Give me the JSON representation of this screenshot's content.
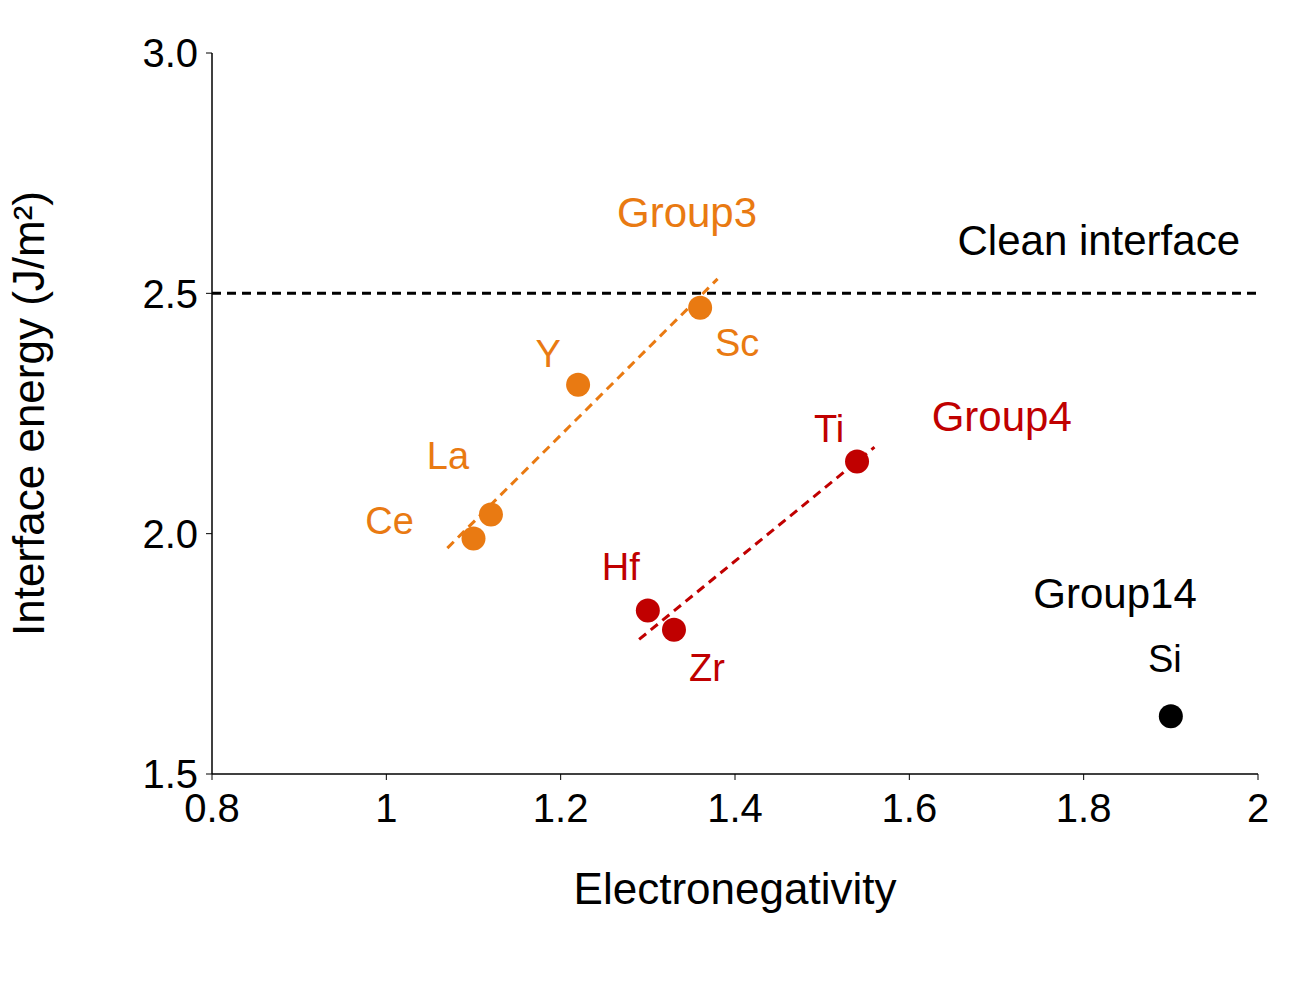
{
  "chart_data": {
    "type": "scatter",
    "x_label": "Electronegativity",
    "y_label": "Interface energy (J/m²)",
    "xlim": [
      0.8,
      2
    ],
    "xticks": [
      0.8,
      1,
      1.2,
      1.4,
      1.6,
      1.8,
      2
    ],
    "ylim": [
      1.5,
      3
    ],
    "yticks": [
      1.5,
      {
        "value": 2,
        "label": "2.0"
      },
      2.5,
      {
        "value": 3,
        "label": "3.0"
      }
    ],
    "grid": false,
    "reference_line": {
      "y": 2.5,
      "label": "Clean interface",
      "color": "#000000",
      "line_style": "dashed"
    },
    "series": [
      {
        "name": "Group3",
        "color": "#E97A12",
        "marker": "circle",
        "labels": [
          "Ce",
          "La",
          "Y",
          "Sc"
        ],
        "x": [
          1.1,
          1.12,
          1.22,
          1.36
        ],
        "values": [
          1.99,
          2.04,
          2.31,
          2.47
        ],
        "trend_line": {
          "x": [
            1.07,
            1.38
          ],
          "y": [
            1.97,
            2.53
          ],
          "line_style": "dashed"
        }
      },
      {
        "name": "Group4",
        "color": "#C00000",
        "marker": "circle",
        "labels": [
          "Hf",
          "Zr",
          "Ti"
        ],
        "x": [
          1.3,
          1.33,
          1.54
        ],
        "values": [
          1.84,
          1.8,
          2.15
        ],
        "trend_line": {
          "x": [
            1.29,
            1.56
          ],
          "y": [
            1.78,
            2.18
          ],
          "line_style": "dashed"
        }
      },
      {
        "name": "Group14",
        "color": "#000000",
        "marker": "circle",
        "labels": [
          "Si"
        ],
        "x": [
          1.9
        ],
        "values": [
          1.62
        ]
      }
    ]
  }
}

— To do —
Using the records above, output their complete text exactly, minus any images.

— Solution to the exercise —
Give me the JSON representation of this screenshot's content.
{
  "chart_data": {
    "type": "scatter",
    "x_label": "Electronegativity",
    "y_label": "Interface energy (J/m²)",
    "xlim": [
      0.8,
      2
    ],
    "xticks": [
      0.8,
      1,
      1.2,
      1.4,
      1.6,
      1.8,
      2
    ],
    "ylim": [
      1.5,
      3
    ],
    "yticks": [
      1.5,
      {
        "value": 2,
        "label": "2.0"
      },
      2.5,
      {
        "value": 3,
        "label": "3.0"
      }
    ],
    "grid": false,
    "reference_line": {
      "y": 2.5,
      "label": "Clean interface",
      "color": "#000000",
      "line_style": "dashed"
    },
    "series": [
      {
        "name": "Group3",
        "color": "#E97A12",
        "marker": "circle",
        "labels": [
          "Ce",
          "La",
          "Y",
          "Sc"
        ],
        "x": [
          1.1,
          1.12,
          1.22,
          1.36
        ],
        "values": [
          1.99,
          2.04,
          2.31,
          2.47
        ],
        "trend_line": {
          "x": [
            1.07,
            1.38
          ],
          "y": [
            1.97,
            2.53
          ],
          "line_style": "dashed"
        }
      },
      {
        "name": "Group4",
        "color": "#C00000",
        "marker": "circle",
        "labels": [
          "Hf",
          "Zr",
          "Ti"
        ],
        "x": [
          1.3,
          1.33,
          1.54
        ],
        "values": [
          1.84,
          1.8,
          2.15
        ],
        "trend_line": {
          "x": [
            1.29,
            1.56
          ],
          "y": [
            1.78,
            2.18
          ],
          "line_style": "dashed"
        }
      },
      {
        "name": "Group14",
        "color": "#000000",
        "marker": "circle",
        "labels": [
          "Si"
        ],
        "x": [
          1.9
        ],
        "values": [
          1.62
        ]
      }
    ]
  }
}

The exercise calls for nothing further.